**EXCERPTED DATA**
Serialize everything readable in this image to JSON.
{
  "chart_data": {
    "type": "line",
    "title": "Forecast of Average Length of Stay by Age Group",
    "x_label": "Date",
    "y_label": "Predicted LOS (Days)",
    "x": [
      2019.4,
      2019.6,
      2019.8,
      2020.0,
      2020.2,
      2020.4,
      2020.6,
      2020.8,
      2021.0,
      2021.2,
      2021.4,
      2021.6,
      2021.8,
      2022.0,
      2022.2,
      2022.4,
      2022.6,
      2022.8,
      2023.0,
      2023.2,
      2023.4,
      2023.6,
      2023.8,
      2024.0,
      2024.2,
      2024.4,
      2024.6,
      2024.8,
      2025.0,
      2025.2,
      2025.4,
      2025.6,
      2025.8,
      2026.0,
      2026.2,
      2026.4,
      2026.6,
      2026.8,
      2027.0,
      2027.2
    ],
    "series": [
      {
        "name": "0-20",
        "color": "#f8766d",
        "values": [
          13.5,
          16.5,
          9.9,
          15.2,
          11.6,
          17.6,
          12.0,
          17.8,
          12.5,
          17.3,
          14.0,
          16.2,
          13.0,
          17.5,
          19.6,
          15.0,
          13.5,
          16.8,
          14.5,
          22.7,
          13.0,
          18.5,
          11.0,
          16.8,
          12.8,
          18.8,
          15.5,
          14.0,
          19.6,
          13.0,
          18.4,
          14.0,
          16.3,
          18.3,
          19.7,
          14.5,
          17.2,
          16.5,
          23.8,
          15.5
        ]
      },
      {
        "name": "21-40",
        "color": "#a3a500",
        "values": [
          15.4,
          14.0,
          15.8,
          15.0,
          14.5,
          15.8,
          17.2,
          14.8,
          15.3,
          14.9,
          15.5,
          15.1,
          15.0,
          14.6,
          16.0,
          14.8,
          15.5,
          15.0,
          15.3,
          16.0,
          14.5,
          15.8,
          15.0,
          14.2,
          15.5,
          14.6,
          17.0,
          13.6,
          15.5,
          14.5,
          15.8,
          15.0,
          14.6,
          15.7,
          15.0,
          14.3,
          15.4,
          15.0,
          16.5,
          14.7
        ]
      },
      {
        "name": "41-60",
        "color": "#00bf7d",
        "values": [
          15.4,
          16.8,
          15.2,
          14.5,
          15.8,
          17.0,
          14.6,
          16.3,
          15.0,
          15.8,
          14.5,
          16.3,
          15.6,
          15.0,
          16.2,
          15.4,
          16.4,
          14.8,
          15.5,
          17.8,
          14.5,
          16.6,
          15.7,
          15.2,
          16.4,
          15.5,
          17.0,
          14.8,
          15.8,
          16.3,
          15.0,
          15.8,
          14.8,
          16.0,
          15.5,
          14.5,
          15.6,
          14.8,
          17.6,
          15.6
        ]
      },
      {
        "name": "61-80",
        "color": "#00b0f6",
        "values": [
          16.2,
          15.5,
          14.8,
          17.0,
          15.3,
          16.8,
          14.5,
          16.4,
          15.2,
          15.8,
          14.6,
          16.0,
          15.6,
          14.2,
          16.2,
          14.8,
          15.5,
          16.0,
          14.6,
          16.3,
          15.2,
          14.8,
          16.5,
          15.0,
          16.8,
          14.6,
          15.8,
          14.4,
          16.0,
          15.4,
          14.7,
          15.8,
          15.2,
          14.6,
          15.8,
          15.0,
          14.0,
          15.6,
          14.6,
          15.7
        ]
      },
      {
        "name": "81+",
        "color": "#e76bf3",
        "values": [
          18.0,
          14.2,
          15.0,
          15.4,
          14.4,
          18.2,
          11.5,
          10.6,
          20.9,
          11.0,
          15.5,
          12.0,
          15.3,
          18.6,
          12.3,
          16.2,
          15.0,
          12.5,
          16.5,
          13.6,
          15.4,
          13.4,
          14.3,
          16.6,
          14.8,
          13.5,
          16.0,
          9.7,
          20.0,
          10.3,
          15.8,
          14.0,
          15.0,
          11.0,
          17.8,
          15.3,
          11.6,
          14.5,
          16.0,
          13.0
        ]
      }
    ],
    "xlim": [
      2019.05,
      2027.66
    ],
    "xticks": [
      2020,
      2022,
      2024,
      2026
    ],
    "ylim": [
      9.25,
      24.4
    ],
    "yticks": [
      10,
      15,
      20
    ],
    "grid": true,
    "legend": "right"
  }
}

**CHALLENGE**
In the listing above, how many lines hold the word "name"? Give the number and nothing more.

**SOLUTION BELOW**
5